> [Problem details]: Count the lines that include the string "годах", and give only that number.

> [Entries]:
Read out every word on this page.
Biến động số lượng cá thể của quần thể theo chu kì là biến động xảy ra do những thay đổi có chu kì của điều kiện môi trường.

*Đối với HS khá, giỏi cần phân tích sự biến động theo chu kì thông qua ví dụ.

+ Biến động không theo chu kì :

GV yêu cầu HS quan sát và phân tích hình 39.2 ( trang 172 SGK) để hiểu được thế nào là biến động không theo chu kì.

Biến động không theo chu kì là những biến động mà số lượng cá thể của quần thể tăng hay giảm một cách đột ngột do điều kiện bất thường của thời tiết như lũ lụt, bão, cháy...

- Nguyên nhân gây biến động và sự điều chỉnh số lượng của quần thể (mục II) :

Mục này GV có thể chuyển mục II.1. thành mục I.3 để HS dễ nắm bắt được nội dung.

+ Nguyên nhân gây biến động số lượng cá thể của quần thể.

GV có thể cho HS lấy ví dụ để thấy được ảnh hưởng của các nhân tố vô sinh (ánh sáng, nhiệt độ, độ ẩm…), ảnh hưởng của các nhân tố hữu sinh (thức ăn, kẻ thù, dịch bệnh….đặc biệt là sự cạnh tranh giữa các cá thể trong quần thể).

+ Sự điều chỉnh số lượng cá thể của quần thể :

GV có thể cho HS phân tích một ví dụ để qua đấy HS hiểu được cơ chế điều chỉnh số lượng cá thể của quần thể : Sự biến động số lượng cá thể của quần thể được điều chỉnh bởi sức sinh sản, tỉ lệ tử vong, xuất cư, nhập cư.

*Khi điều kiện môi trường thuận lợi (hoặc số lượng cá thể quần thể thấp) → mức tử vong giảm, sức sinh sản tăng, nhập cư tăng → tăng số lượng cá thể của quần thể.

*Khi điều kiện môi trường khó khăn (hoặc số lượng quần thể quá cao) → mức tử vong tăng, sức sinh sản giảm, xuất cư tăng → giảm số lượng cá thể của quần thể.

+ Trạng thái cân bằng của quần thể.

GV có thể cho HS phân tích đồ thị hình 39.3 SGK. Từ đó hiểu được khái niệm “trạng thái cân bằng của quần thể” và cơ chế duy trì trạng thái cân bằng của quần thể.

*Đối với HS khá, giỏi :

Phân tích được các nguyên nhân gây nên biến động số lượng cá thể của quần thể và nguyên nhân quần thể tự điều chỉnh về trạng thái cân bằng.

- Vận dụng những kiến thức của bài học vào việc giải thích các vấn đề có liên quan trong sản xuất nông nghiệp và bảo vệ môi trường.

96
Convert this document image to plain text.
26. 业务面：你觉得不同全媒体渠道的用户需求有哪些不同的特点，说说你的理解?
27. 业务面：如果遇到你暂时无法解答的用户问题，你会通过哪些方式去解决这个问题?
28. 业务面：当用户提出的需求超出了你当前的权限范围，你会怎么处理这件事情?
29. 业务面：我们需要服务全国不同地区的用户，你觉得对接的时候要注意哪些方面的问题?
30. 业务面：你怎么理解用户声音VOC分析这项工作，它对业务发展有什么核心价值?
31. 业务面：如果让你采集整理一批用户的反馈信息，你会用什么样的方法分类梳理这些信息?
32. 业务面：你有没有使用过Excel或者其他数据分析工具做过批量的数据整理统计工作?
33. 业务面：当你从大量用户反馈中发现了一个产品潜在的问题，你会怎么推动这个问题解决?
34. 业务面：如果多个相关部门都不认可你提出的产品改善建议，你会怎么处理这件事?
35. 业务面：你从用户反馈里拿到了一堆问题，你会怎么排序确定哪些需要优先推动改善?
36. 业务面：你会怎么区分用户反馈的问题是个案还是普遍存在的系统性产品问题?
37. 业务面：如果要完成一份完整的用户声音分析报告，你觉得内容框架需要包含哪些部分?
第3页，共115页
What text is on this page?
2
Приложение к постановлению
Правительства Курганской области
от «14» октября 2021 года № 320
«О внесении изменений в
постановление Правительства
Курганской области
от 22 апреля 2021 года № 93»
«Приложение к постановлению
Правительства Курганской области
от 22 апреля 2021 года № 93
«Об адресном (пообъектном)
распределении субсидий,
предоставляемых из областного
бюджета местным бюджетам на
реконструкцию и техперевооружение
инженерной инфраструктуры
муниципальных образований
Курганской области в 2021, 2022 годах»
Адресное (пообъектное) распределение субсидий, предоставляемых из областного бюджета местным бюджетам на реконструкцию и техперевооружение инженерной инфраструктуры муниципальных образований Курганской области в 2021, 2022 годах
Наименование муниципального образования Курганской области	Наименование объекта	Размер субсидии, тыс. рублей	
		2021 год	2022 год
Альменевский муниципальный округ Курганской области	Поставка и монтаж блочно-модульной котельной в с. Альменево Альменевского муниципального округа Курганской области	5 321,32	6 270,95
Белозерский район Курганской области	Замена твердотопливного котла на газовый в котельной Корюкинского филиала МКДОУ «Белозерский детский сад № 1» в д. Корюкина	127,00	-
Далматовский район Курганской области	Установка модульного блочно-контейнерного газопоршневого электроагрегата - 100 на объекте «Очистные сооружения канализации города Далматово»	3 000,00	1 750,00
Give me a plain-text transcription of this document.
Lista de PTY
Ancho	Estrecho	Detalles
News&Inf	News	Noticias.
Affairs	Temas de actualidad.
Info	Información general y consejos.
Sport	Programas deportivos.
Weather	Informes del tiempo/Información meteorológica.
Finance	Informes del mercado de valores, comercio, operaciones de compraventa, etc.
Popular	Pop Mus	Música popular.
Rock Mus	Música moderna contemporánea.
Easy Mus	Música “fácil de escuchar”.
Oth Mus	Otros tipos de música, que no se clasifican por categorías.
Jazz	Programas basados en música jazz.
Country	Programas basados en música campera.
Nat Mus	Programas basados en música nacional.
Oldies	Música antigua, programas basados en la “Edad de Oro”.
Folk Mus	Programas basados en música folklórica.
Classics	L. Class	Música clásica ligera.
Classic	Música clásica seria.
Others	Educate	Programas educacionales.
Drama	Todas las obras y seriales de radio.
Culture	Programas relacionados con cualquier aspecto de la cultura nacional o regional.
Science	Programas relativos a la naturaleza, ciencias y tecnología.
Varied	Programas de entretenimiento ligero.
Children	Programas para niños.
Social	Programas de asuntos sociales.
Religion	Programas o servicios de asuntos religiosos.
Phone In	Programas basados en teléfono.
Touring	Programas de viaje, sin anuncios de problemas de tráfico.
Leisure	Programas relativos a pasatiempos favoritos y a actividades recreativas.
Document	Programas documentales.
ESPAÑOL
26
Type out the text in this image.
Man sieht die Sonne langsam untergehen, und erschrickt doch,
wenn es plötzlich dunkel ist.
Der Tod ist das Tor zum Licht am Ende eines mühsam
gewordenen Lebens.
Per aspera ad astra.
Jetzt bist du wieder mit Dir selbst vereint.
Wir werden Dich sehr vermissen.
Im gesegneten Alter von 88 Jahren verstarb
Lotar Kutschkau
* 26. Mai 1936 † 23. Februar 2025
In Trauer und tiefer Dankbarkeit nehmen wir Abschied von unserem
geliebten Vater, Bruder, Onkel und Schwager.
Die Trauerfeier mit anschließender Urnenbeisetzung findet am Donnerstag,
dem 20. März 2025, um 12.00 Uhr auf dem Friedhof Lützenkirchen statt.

> [Full output]: 2